---- Exercise inputs
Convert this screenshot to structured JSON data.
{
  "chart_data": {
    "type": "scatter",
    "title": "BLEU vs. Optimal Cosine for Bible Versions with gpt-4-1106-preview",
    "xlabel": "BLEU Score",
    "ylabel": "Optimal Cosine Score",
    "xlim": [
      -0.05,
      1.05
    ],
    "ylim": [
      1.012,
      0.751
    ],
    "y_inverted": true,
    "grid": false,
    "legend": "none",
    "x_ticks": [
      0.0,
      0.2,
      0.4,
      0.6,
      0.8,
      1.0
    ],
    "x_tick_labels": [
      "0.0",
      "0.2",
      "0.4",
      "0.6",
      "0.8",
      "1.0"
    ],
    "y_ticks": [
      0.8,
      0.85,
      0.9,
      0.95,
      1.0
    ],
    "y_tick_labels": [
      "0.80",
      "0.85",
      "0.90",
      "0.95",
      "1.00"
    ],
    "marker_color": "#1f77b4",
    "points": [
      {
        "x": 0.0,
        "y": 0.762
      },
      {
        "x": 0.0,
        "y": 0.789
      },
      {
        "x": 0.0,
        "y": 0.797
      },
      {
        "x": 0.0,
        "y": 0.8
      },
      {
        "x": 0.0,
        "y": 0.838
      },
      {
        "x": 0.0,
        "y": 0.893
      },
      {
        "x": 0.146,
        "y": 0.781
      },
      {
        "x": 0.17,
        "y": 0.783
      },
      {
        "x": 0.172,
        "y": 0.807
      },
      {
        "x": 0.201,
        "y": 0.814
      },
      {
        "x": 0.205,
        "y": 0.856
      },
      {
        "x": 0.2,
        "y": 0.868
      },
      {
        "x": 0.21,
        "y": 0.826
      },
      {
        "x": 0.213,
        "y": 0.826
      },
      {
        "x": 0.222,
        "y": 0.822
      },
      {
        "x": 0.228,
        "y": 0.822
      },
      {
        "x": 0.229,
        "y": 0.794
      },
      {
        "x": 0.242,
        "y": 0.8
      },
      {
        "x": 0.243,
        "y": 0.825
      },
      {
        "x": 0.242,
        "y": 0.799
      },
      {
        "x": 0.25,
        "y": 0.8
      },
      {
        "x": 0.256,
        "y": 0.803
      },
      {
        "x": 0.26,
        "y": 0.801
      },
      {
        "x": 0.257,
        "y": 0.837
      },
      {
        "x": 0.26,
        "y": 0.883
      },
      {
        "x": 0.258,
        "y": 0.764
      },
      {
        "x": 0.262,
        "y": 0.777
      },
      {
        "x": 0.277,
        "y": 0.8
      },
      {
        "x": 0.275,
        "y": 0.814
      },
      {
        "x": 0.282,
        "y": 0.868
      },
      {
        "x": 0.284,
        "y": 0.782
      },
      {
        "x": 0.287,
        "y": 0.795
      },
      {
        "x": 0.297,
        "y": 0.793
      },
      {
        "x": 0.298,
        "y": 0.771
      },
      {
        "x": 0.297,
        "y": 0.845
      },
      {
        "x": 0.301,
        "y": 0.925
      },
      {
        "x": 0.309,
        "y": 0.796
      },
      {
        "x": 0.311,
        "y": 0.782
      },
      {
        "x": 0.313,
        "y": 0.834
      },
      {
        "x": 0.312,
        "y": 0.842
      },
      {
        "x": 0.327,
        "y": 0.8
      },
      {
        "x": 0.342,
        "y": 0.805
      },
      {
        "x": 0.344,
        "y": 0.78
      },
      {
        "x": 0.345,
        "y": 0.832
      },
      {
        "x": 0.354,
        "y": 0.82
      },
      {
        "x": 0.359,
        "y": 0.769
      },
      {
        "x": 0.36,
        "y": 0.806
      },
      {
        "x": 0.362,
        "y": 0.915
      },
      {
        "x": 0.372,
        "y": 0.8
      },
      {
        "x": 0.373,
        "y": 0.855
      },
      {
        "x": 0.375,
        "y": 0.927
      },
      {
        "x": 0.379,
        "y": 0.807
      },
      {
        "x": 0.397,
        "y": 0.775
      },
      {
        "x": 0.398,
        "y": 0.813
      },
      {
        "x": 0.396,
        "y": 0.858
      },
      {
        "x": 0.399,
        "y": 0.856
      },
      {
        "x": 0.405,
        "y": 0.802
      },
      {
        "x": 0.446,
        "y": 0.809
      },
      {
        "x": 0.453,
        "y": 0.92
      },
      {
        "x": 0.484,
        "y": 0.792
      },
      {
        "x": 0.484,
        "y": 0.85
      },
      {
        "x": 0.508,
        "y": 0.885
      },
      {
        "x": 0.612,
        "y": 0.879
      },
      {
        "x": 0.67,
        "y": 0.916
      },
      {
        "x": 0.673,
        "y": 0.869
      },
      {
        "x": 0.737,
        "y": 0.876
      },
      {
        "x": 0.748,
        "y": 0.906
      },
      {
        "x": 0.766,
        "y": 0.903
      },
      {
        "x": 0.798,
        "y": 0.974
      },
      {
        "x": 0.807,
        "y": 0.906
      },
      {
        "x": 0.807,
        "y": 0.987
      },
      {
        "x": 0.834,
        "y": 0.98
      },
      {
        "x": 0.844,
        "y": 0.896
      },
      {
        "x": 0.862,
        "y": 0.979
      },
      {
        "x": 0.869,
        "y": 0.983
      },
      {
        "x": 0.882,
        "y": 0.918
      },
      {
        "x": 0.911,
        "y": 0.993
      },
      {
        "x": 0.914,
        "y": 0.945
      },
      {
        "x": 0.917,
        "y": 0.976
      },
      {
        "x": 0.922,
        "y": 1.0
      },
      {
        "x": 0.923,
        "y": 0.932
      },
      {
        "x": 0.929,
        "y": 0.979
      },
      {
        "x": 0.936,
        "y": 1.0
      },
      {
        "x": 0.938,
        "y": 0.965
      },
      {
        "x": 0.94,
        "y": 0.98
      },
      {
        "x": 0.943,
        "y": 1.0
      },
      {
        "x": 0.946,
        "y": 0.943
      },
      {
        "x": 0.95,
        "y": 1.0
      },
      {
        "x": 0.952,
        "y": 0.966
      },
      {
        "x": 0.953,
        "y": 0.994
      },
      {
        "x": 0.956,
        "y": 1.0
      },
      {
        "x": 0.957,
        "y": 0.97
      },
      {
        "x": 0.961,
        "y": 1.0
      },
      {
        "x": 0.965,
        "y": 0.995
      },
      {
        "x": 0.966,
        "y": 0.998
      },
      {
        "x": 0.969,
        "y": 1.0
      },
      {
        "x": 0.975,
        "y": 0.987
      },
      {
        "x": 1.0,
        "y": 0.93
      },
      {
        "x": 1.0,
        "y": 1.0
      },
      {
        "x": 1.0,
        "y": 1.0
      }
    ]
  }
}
--------
— Task to carry out —
Print out the whole listing exactly as it appears.

— Completed task —
Convert this screenshot to structured JSON data.
{
  "chart_data": {
    "type": "scatter",
    "title": "BLEU vs. Optimal Cosine for Bible Versions with gpt-4-1106-preview",
    "xlabel": "BLEU Score",
    "ylabel": "Optimal Cosine Score",
    "xlim": [
      -0.05,
      1.05
    ],
    "ylim": [
      1.012,
      0.751
    ],
    "y_inverted": true,
    "grid": false,
    "legend": "none",
    "x_ticks": [
      0.0,
      0.2,
      0.4,
      0.6,
      0.8,
      1.0
    ],
    "x_tick_labels": [
      "0.0",
      "0.2",
      "0.4",
      "0.6",
      "0.8",
      "1.0"
    ],
    "y_ticks": [
      0.8,
      0.85,
      0.9,
      0.95,
      1.0
    ],
    "y_tick_labels": [
      "0.80",
      "0.85",
      "0.90",
      "0.95",
      "1.00"
    ],
    "marker_color": "#1f77b4",
    "points": [
      {
        "x": 0.0,
        "y": 0.762
      },
      {
        "x": 0.0,
        "y": 0.789
      },
      {
        "x": 0.0,
        "y": 0.797
      },
      {
        "x": 0.0,
        "y": 0.8
      },
      {
        "x": 0.0,
        "y": 0.838
      },
      {
        "x": 0.0,
        "y": 0.893
      },
      {
        "x": 0.146,
        "y": 0.781
      },
      {
        "x": 0.17,
        "y": 0.783
      },
      {
        "x": 0.172,
        "y": 0.807
      },
      {
        "x": 0.201,
        "y": 0.814
      },
      {
        "x": 0.205,
        "y": 0.856
      },
      {
        "x": 0.2,
        "y": 0.868
      },
      {
        "x": 0.21,
        "y": 0.826
      },
      {
        "x": 0.213,
        "y": 0.826
      },
      {
        "x": 0.222,
        "y": 0.822
      },
      {
        "x": 0.228,
        "y": 0.822
      },
      {
        "x": 0.229,
        "y": 0.794
      },
      {
        "x": 0.242,
        "y": 0.8
      },
      {
        "x": 0.243,
        "y": 0.825
      },
      {
        "x": 0.242,
        "y": 0.799
      },
      {
        "x": 0.25,
        "y": 0.8
      },
      {
        "x": 0.256,
        "y": 0.803
      },
      {
        "x": 0.26,
        "y": 0.801
      },
      {
        "x": 0.257,
        "y": 0.837
      },
      {
        "x": 0.26,
        "y": 0.883
      },
      {
        "x": 0.258,
        "y": 0.764
      },
      {
        "x": 0.262,
        "y": 0.777
      },
      {
        "x": 0.277,
        "y": 0.8
      },
      {
        "x": 0.275,
        "y": 0.814
      },
      {
        "x": 0.282,
        "y": 0.868
      },
      {
        "x": 0.284,
        "y": 0.782
      },
      {
        "x": 0.287,
        "y": 0.795
      },
      {
        "x": 0.297,
        "y": 0.793
      },
      {
        "x": 0.298,
        "y": 0.771
      },
      {
        "x": 0.297,
        "y": 0.845
      },
      {
        "x": 0.301,
        "y": 0.925
      },
      {
        "x": 0.309,
        "y": 0.796
      },
      {
        "x": 0.311,
        "y": 0.782
      },
      {
        "x": 0.313,
        "y": 0.834
      },
      {
        "x": 0.312,
        "y": 0.842
      },
      {
        "x": 0.327,
        "y": 0.8
      },
      {
        "x": 0.342,
        "y": 0.805
      },
      {
        "x": 0.344,
        "y": 0.78
      },
      {
        "x": 0.345,
        "y": 0.832
      },
      {
        "x": 0.354,
        "y": 0.82
      },
      {
        "x": 0.359,
        "y": 0.769
      },
      {
        "x": 0.36,
        "y": 0.806
      },
      {
        "x": 0.362,
        "y": 0.915
      },
      {
        "x": 0.372,
        "y": 0.8
      },
      {
        "x": 0.373,
        "y": 0.855
      },
      {
        "x": 0.375,
        "y": 0.927
      },
      {
        "x": 0.379,
        "y": 0.807
      },
      {
        "x": 0.397,
        "y": 0.775
      },
      {
        "x": 0.398,
        "y": 0.813
      },
      {
        "x": 0.396,
        "y": 0.858
      },
      {
        "x": 0.399,
        "y": 0.856
      },
      {
        "x": 0.405,
        "y": 0.802
      },
      {
        "x": 0.446,
        "y": 0.809
      },
      {
        "x": 0.453,
        "y": 0.92
      },
      {
        "x": 0.484,
        "y": 0.792
      },
      {
        "x": 0.484,
        "y": 0.85
      },
      {
        "x": 0.508,
        "y": 0.885
      },
      {
        "x": 0.612,
        "y": 0.879
      },
      {
        "x": 0.67,
        "y": 0.916
      },
      {
        "x": 0.673,
        "y": 0.869
      },
      {
        "x": 0.737,
        "y": 0.876
      },
      {
        "x": 0.748,
        "y": 0.906
      },
      {
        "x": 0.766,
        "y": 0.903
      },
      {
        "x": 0.798,
        "y": 0.974
      },
      {
        "x": 0.807,
        "y": 0.906
      },
      {
        "x": 0.807,
        "y": 0.987
      },
      {
        "x": 0.834,
        "y": 0.98
      },
      {
        "x": 0.844,
        "y": 0.896
      },
      {
        "x": 0.862,
        "y": 0.979
      },
      {
        "x": 0.869,
        "y": 0.983
      },
      {
        "x": 0.882,
        "y": 0.918
      },
      {
        "x": 0.911,
        "y": 0.993
      },
      {
        "x": 0.914,
        "y": 0.945
      },
      {
        "x": 0.917,
        "y": 0.976
      },
      {
        "x": 0.922,
        "y": 1.0
      },
      {
        "x": 0.923,
        "y": 0.932
      },
      {
        "x": 0.929,
        "y": 0.979
      },
      {
        "x": 0.936,
        "y": 1.0
      },
      {
        "x": 0.938,
        "y": 0.965
      },
      {
        "x": 0.94,
        "y": 0.98
      },
      {
        "x": 0.943,
        "y": 1.0
      },
      {
        "x": 0.946,
        "y": 0.943
      },
      {
        "x": 0.95,
        "y": 1.0
      },
      {
        "x": 0.952,
        "y": 0.966
      },
      {
        "x": 0.953,
        "y": 0.994
      },
      {
        "x": 0.956,
        "y": 1.0
      },
      {
        "x": 0.957,
        "y": 0.97
      },
      {
        "x": 0.961,
        "y": 1.0
      },
      {
        "x": 0.965,
        "y": 0.995
      },
      {
        "x": 0.966,
        "y": 0.998
      },
      {
        "x": 0.969,
        "y": 1.0
      },
      {
        "x": 0.975,
        "y": 0.987
      },
      {
        "x": 1.0,
        "y": 0.93
      },
      {
        "x": 1.0,
        "y": 1.0
      },
      {
        "x": 1.0,
        "y": 1.0
      }
    ]
  }
}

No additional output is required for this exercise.